Pull out every line with the word "سورة".

▶ Items from a dataset:
----------------

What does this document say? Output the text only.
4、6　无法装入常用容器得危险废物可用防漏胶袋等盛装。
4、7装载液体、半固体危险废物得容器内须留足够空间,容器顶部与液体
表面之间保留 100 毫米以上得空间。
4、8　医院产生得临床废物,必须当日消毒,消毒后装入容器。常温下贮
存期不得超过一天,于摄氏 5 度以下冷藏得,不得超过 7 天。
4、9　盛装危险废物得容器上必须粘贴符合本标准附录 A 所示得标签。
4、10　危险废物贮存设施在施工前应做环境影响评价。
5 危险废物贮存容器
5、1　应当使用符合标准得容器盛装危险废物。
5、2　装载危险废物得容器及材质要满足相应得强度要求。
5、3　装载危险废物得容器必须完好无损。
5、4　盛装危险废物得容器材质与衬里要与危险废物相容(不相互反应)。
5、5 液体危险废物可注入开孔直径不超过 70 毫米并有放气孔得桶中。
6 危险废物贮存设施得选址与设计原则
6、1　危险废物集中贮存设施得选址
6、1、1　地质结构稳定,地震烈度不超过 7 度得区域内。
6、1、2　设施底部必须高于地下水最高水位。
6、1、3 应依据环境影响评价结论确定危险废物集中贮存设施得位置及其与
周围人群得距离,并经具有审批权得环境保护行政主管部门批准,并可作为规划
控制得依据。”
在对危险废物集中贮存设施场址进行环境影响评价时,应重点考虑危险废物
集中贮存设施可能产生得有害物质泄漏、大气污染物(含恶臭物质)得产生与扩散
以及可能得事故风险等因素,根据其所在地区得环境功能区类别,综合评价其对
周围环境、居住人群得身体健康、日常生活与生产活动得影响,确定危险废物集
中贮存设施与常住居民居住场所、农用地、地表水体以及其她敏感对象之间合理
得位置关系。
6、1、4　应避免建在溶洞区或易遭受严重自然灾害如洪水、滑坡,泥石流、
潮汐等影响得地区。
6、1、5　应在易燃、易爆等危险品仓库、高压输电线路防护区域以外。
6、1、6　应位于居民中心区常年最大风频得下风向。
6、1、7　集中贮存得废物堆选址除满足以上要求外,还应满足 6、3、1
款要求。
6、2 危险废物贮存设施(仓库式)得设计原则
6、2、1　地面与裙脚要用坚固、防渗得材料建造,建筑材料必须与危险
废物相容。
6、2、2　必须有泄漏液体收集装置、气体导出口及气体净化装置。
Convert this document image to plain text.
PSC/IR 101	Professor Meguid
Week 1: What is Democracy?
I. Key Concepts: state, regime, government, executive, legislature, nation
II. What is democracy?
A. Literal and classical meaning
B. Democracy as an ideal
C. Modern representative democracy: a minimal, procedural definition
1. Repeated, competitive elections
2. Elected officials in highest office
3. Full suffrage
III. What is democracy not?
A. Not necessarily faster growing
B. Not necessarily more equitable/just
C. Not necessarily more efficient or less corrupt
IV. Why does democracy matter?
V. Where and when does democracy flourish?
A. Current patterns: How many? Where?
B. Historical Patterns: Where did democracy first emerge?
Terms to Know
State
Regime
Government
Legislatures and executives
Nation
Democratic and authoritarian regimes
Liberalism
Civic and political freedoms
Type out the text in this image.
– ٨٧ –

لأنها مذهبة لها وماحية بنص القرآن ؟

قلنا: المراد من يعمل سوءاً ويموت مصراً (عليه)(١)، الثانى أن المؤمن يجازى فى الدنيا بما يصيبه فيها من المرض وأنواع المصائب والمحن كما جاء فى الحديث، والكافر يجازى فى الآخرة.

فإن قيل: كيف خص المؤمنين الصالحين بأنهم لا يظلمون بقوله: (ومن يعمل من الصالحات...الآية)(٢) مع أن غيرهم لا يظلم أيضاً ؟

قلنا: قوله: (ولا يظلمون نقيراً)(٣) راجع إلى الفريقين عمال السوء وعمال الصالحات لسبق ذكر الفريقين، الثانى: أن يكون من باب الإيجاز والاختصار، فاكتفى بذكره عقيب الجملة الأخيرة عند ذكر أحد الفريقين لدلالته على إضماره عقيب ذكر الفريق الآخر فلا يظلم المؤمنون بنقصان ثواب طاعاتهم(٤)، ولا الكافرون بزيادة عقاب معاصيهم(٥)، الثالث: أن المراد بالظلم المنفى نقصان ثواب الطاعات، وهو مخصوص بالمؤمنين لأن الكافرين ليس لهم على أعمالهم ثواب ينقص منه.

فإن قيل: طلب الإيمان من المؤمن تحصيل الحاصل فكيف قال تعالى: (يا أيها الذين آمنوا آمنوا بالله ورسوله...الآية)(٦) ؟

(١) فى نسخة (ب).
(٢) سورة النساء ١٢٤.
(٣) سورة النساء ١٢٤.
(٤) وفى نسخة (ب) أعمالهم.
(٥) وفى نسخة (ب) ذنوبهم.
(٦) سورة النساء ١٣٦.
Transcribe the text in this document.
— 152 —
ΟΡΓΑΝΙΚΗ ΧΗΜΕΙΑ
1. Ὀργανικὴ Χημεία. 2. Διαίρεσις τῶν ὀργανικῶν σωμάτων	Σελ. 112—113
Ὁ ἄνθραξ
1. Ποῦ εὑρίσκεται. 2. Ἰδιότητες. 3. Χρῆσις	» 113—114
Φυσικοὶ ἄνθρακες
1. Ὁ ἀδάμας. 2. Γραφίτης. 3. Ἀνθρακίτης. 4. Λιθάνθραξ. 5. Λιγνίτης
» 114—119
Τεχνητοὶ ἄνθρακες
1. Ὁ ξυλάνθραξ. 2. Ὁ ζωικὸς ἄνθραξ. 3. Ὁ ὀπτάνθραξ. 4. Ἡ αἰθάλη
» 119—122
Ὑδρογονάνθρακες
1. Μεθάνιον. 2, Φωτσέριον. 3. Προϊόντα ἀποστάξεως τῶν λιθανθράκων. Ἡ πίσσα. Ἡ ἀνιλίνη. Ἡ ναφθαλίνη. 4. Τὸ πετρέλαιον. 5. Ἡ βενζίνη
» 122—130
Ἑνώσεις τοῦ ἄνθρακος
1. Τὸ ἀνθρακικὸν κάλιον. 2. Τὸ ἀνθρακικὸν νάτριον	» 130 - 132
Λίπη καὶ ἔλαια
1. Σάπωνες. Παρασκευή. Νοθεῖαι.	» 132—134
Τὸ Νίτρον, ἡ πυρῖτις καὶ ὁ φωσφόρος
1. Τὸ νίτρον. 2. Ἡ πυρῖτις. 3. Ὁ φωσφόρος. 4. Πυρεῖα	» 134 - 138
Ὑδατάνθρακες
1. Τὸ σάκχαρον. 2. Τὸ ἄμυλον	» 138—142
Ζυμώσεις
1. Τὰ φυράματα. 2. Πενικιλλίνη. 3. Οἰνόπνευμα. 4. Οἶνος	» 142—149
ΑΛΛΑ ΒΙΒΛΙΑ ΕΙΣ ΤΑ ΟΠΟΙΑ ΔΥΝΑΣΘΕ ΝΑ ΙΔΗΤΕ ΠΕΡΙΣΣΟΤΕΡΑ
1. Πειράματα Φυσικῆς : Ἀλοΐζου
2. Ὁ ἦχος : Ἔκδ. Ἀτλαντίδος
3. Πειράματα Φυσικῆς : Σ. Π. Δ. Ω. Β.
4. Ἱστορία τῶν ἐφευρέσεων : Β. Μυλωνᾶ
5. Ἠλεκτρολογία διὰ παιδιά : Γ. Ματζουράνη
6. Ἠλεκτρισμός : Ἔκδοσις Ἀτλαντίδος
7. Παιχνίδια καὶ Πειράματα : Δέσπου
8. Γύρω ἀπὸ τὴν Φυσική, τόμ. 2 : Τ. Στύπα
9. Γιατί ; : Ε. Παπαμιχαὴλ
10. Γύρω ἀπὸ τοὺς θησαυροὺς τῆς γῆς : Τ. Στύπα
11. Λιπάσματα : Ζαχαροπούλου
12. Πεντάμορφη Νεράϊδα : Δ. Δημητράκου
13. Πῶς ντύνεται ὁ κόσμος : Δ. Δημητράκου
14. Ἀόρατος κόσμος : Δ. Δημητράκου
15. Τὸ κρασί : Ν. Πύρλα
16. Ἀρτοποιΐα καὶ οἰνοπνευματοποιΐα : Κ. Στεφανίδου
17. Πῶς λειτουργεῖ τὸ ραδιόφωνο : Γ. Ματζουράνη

----------------

▶ Task solution:
(٢) سورة النساء ١٢٤.
(٣) سورة النساء ١٢٤.
(٦) سورة النساء ١٣٦.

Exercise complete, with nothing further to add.